- Task goal
Format the data as a numbered list with blank lines omitted, starting at the first line and ending after the line that contains "873, 1034, 951]".

- Given information
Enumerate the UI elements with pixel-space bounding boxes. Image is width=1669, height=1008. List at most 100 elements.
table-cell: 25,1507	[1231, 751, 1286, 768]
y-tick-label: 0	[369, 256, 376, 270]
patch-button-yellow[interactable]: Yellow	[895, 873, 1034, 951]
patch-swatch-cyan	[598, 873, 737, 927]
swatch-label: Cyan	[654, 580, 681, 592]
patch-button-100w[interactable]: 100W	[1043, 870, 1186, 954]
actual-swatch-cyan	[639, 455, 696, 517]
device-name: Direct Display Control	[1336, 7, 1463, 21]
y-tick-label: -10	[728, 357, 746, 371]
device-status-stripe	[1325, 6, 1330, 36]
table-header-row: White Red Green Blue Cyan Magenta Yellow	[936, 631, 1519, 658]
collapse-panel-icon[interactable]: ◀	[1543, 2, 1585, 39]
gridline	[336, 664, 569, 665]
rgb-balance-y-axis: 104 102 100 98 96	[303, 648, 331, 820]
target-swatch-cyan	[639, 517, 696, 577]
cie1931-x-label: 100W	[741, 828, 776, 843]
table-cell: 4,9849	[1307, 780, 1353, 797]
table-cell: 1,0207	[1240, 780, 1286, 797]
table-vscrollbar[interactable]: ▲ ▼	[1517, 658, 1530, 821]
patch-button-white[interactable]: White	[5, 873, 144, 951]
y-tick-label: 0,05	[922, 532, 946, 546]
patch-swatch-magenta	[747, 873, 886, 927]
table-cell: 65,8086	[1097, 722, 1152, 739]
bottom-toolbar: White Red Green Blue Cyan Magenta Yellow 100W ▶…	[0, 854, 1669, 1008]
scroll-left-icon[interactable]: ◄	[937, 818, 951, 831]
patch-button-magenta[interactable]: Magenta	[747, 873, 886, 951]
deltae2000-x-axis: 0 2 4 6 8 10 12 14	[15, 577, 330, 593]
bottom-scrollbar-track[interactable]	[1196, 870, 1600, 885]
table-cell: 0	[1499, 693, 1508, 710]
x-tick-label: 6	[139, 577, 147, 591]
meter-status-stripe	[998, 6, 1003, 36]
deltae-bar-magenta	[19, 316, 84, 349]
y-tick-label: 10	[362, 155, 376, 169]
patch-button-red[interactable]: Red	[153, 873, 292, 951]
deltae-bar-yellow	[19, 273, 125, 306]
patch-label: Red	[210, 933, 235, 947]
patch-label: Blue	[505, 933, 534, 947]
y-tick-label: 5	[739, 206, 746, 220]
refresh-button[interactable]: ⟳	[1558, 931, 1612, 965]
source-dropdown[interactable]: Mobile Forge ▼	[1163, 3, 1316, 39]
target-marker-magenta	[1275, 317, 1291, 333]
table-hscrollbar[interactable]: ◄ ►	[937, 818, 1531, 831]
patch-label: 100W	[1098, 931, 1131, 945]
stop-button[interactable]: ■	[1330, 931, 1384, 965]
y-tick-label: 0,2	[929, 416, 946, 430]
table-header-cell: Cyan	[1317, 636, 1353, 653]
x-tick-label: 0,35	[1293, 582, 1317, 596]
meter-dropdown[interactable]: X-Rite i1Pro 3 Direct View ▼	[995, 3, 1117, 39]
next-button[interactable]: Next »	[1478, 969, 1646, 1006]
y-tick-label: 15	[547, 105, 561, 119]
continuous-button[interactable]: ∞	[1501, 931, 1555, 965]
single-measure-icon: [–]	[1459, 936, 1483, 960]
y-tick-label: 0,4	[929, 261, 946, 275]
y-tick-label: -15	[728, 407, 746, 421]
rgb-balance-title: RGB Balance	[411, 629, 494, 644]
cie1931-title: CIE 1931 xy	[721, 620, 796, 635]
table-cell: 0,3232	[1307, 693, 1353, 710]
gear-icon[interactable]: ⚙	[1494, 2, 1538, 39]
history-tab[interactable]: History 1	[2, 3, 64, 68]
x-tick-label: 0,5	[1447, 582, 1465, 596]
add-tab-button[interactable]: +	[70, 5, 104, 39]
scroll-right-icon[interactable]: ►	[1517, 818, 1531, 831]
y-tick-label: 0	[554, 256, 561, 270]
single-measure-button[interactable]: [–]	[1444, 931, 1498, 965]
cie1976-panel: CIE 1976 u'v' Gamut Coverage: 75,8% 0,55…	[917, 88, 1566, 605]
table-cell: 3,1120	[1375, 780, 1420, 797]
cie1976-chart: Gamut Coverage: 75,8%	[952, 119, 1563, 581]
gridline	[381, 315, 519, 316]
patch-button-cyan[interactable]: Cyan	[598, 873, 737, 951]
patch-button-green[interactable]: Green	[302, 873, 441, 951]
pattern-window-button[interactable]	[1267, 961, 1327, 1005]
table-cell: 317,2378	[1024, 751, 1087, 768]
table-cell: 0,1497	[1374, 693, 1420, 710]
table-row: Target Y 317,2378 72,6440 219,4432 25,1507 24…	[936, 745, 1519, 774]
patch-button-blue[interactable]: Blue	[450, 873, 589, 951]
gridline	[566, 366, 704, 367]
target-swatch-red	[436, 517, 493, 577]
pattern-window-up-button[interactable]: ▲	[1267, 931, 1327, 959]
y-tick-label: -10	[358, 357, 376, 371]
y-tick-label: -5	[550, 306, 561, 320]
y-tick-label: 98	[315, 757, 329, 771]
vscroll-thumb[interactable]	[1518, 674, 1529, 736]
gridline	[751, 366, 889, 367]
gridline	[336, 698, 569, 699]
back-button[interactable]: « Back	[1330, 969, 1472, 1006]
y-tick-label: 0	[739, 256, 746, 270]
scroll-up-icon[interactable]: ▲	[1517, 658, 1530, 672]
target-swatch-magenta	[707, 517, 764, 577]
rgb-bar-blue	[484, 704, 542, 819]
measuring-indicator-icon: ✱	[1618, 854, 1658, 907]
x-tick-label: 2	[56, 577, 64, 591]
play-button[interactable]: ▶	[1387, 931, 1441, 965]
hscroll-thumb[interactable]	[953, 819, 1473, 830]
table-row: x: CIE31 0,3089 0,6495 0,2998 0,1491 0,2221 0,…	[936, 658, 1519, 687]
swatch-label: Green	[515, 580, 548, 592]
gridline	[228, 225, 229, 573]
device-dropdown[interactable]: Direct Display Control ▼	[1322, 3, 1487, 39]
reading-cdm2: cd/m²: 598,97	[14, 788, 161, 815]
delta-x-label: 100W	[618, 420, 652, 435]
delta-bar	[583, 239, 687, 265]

- Response
1. Enumerate the UI elements with pixel-space bounding boxes. Image is width=1669, height=1008. List at most 100 elements.
2. table-cell: 25,1507	[1231, 751, 1286, 768]
3. y-tick-label: 0	[369, 256, 376, 270]
4. patch-button-yellow[interactable]: Yellow	[895, 873, 1034, 951]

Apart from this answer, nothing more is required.